Task statement
Look through the data and write out every line with the word "ylabel" in it.

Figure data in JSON

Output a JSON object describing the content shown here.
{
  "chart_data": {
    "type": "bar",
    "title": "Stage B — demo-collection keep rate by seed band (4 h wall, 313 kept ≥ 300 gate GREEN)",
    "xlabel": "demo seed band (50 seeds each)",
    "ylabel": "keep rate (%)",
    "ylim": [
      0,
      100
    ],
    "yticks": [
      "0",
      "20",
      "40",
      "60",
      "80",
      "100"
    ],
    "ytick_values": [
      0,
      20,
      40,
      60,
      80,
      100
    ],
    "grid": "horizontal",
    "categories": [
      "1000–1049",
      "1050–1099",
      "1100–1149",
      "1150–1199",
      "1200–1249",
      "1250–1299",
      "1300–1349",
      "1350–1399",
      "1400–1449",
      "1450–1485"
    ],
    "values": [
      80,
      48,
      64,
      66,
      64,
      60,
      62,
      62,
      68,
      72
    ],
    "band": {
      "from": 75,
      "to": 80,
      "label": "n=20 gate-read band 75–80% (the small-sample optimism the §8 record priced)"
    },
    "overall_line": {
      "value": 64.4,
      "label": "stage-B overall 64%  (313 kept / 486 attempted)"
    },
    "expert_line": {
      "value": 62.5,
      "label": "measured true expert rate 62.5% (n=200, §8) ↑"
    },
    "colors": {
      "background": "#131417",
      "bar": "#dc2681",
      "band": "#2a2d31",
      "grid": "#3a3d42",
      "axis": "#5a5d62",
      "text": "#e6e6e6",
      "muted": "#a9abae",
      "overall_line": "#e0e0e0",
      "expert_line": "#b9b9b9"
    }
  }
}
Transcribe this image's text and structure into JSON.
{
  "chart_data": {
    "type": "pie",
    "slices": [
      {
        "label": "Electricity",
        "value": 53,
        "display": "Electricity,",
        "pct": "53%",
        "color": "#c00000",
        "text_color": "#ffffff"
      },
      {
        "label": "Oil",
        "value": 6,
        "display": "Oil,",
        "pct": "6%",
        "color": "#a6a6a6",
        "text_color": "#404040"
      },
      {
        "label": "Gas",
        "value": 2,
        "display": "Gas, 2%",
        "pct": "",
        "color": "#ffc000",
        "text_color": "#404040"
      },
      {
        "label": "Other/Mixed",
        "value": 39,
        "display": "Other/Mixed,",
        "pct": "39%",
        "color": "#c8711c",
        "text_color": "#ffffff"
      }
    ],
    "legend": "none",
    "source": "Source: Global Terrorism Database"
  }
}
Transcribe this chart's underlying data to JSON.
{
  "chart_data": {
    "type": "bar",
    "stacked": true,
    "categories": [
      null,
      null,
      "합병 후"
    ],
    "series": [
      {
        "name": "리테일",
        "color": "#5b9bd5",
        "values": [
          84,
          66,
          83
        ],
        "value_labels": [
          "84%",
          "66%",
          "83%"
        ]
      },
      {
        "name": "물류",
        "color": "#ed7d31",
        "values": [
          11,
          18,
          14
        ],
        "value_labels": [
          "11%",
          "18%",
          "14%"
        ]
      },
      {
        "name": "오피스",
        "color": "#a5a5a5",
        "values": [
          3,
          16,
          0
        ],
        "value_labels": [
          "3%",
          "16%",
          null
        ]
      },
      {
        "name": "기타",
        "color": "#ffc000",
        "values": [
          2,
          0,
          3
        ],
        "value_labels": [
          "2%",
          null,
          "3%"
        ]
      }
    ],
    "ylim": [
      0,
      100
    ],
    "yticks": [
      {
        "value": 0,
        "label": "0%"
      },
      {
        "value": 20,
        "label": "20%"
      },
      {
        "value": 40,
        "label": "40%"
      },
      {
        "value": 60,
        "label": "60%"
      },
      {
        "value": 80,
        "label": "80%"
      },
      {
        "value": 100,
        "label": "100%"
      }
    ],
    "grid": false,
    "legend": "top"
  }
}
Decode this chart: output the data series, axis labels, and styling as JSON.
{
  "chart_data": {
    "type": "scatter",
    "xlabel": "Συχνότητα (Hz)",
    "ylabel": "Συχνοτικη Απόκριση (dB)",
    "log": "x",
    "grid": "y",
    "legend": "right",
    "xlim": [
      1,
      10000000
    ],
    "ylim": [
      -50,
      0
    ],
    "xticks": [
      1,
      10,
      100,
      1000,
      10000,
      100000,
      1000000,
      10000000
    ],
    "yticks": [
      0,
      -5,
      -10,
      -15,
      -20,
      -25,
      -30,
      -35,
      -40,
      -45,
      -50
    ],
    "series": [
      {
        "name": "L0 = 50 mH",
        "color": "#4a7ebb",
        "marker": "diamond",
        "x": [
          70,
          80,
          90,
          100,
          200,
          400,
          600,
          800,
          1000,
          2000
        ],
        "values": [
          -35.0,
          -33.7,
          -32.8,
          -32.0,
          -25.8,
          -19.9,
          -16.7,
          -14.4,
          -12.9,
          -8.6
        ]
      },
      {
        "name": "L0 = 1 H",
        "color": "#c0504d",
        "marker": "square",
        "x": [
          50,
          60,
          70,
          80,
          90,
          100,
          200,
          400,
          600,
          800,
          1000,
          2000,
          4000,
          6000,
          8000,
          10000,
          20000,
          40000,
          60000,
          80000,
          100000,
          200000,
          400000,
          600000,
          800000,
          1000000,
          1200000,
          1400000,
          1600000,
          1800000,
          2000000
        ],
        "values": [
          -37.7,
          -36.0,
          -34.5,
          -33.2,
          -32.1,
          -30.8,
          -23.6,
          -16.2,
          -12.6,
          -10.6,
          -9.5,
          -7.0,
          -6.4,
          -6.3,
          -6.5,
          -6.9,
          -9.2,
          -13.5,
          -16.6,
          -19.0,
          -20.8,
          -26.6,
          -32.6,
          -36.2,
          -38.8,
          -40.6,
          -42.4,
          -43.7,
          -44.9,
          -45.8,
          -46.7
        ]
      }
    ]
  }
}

Problem solution
    "ylabel": "keep rate (%)",
    "ylabel": "Συχνοτικη Απόκριση (dB)",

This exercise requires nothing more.